What needs to be done: Locate each line holding the string "ständig" and copy it.

Task data:
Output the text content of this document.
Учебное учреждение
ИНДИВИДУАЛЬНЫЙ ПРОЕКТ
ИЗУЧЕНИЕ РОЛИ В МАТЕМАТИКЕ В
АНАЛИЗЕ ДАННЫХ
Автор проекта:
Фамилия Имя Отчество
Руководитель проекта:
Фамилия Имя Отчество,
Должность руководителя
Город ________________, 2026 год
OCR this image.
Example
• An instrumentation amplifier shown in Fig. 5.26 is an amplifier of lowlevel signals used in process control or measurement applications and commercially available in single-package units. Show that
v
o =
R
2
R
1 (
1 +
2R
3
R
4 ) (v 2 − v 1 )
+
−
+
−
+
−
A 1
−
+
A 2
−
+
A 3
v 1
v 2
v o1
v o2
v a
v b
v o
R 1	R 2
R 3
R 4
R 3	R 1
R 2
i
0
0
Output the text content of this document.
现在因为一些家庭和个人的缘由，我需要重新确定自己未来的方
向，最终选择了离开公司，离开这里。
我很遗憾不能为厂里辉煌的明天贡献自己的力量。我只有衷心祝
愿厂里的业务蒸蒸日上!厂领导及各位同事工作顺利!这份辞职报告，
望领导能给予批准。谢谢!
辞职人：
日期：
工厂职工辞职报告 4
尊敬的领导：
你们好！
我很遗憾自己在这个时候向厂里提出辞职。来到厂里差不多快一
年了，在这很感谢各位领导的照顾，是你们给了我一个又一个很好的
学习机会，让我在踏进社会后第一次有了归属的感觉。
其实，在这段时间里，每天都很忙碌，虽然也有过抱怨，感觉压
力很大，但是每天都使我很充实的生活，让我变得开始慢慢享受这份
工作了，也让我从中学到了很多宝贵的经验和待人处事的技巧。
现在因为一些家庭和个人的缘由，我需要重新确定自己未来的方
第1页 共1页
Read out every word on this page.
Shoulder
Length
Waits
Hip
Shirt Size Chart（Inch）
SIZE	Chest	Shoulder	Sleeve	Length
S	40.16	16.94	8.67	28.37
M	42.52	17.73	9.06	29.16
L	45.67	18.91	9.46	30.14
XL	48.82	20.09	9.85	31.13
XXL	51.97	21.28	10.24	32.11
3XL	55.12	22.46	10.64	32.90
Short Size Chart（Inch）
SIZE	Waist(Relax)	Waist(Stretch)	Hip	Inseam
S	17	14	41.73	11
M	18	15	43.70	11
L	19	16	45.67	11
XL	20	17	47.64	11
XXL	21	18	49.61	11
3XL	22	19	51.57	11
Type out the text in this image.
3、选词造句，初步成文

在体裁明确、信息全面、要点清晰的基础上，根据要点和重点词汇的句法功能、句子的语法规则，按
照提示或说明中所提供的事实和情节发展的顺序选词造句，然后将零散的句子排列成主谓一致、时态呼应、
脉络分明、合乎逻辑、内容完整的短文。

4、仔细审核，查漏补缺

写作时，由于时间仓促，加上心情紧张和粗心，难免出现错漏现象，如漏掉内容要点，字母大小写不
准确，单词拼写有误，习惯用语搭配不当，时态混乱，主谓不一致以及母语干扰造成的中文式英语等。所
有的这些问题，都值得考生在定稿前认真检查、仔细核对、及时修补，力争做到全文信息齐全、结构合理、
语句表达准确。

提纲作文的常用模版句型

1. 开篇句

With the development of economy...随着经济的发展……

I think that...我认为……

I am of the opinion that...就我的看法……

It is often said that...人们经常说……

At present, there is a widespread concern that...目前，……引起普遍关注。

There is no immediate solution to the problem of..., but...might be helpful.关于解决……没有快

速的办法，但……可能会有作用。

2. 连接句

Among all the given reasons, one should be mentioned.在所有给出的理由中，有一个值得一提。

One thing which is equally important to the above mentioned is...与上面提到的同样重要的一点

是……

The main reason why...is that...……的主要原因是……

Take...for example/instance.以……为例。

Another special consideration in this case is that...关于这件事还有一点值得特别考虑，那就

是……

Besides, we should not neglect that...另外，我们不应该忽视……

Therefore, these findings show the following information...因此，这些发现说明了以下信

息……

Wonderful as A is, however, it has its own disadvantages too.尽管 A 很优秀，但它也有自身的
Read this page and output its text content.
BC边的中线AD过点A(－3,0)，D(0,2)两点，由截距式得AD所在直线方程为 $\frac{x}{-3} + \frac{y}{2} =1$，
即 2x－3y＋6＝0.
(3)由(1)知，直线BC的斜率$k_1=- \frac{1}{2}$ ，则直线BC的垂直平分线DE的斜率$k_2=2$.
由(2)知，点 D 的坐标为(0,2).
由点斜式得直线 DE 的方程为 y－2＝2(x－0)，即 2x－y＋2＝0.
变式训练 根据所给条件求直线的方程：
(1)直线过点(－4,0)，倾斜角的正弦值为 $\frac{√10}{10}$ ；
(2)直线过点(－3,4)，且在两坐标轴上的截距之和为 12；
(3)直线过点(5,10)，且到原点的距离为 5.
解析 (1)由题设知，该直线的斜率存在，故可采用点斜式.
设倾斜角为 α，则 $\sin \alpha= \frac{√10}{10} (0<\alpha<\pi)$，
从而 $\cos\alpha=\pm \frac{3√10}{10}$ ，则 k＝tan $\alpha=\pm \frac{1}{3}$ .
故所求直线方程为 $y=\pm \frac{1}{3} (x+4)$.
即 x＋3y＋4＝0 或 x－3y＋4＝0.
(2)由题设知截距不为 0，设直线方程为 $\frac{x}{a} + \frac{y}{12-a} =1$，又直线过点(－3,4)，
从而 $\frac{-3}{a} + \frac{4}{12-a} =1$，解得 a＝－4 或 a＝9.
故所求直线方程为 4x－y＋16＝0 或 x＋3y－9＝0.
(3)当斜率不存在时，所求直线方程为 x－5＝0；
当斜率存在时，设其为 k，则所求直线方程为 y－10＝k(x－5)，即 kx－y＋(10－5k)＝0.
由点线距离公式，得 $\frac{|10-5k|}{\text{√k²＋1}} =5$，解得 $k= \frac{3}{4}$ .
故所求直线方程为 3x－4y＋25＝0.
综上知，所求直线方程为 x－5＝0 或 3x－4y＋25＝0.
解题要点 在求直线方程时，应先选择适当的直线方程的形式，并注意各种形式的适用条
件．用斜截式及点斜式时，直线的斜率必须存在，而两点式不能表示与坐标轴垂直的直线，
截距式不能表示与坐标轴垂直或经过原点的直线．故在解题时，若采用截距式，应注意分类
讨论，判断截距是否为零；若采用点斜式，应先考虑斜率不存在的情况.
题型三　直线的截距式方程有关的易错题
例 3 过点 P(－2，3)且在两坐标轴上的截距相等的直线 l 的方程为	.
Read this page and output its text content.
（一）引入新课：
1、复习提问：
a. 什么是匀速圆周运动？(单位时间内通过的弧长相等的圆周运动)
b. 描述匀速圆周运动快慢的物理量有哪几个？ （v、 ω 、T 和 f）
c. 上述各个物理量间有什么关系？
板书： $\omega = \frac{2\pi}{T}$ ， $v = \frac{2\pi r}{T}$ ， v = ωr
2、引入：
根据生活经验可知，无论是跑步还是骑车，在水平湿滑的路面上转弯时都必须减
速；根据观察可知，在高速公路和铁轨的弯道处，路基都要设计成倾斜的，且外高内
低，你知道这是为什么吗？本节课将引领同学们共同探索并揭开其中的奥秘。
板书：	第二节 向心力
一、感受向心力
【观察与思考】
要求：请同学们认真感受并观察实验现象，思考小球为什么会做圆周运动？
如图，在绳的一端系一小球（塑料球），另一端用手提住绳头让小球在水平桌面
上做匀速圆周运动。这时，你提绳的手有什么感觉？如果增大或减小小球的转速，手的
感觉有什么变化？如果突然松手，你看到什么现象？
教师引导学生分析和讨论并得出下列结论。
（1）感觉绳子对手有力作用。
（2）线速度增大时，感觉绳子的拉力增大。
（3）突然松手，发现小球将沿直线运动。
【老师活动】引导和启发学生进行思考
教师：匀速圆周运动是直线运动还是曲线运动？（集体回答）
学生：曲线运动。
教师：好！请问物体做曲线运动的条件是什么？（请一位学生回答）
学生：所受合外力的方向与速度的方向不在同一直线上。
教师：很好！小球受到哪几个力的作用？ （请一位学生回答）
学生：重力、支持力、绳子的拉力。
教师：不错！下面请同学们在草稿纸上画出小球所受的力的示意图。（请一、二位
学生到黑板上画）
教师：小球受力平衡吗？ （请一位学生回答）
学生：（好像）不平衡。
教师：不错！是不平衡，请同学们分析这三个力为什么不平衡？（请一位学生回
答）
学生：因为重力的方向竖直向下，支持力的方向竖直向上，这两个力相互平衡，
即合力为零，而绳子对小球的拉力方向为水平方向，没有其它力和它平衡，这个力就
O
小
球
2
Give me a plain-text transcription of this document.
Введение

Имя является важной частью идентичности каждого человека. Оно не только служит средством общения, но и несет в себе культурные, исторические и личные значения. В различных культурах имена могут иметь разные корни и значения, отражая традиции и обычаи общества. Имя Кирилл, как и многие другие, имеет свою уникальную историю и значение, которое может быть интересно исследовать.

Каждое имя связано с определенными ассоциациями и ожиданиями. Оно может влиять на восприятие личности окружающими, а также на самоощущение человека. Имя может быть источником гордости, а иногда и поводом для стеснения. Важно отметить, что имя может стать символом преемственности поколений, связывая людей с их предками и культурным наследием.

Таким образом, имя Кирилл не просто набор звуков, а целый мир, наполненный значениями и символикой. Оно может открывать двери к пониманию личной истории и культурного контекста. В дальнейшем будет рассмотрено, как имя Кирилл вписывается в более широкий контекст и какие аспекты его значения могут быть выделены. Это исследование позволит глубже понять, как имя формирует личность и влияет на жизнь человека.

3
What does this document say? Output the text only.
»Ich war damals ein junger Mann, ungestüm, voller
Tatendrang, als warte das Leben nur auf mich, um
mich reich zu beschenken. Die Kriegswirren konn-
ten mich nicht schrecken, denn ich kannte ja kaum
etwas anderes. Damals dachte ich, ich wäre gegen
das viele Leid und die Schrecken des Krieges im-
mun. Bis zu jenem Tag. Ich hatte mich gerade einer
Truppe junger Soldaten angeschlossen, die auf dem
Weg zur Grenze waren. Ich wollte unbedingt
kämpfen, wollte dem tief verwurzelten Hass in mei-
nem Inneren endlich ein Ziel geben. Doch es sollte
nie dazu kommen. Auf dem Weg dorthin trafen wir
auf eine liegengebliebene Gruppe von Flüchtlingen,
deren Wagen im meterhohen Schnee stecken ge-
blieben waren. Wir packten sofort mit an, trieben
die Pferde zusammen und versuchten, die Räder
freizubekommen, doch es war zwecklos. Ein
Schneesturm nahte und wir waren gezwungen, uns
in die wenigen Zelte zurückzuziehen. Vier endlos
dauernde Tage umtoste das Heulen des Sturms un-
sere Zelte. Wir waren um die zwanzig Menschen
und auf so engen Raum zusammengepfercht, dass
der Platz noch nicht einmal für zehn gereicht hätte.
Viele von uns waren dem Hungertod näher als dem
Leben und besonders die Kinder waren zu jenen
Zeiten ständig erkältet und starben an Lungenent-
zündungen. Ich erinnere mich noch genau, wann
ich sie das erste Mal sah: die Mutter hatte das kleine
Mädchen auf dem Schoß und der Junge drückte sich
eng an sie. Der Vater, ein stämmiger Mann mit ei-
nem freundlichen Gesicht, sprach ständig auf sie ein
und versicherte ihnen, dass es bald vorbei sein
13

Final result:
Zeiten ständig erkältet und starben an Lungenent-
nem freundlichen Gesicht, sprach ständig auf sie ein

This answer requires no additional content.